TASK TO COMPLETE:
List each line of the data that holds the string "정기회의".

[Part of a data file]
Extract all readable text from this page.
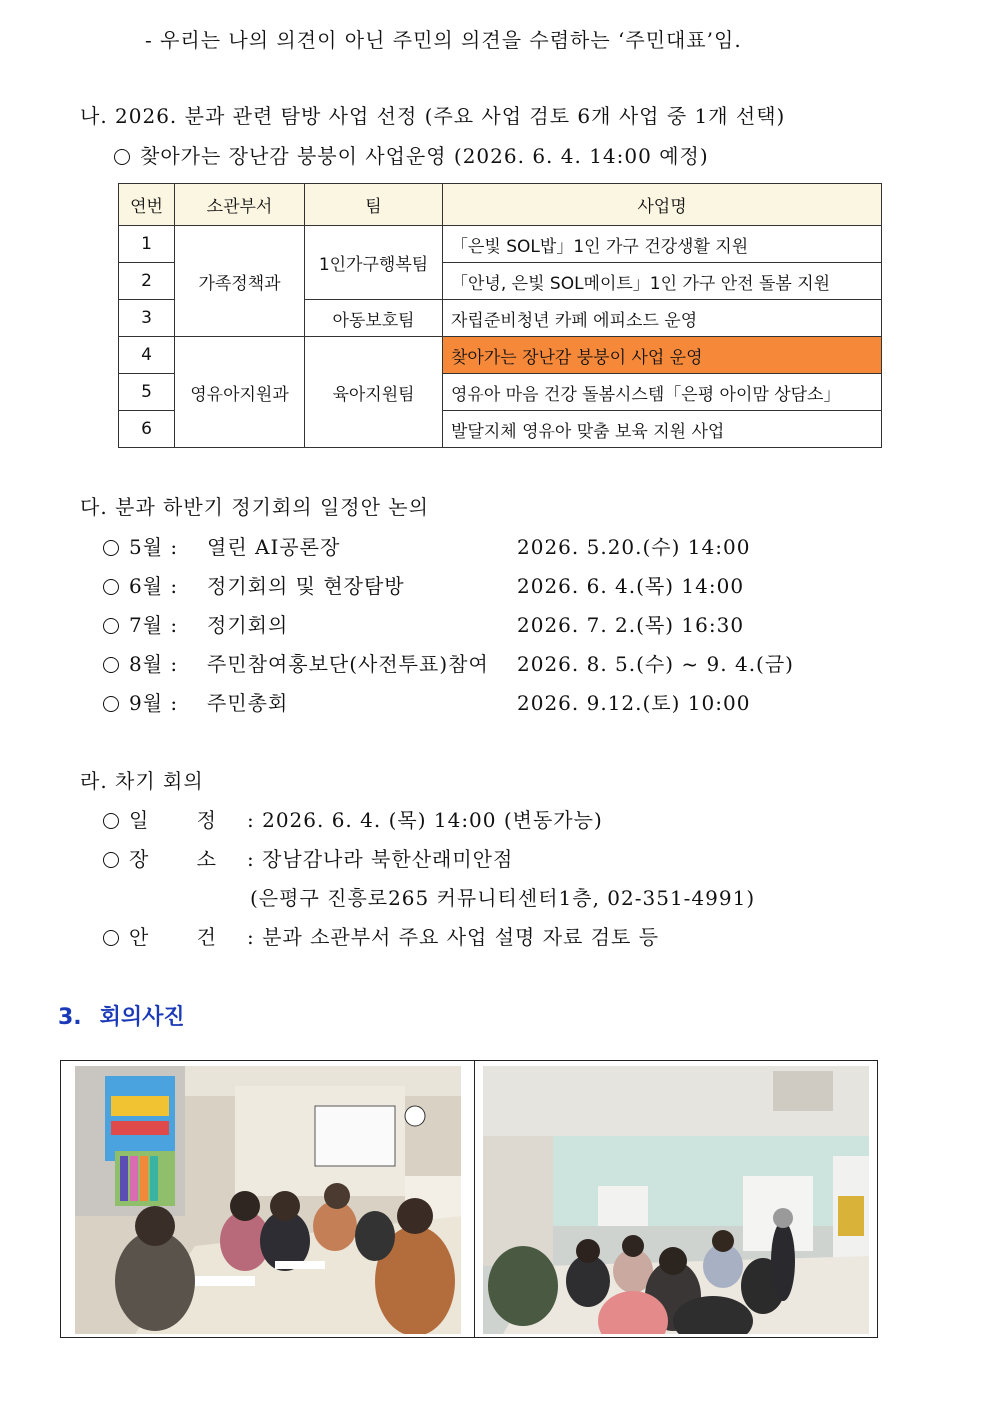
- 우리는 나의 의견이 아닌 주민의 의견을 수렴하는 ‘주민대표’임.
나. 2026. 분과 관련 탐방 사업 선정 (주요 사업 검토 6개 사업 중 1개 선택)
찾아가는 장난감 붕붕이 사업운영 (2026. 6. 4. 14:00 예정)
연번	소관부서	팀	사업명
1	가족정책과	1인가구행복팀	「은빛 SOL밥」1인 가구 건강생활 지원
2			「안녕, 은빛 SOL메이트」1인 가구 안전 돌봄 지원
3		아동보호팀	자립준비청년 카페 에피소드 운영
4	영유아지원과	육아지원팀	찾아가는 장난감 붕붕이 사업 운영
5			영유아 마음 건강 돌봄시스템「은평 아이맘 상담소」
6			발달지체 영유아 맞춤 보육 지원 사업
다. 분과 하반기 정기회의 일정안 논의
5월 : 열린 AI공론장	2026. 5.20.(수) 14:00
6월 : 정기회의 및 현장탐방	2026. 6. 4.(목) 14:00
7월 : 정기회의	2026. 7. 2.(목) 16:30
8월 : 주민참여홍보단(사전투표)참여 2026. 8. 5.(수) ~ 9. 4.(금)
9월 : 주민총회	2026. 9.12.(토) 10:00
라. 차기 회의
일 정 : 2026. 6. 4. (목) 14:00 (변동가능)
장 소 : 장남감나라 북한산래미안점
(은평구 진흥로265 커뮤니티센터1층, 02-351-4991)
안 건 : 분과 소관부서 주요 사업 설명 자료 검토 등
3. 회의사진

TASK RESPONSE:
다. 분과 하반기 정기회의 일정안 논의
6월 : 정기회의 및 현장탐방	2026. 6. 4.(목) 14:00
7월 : 정기회의	2026. 7. 2.(목) 16:30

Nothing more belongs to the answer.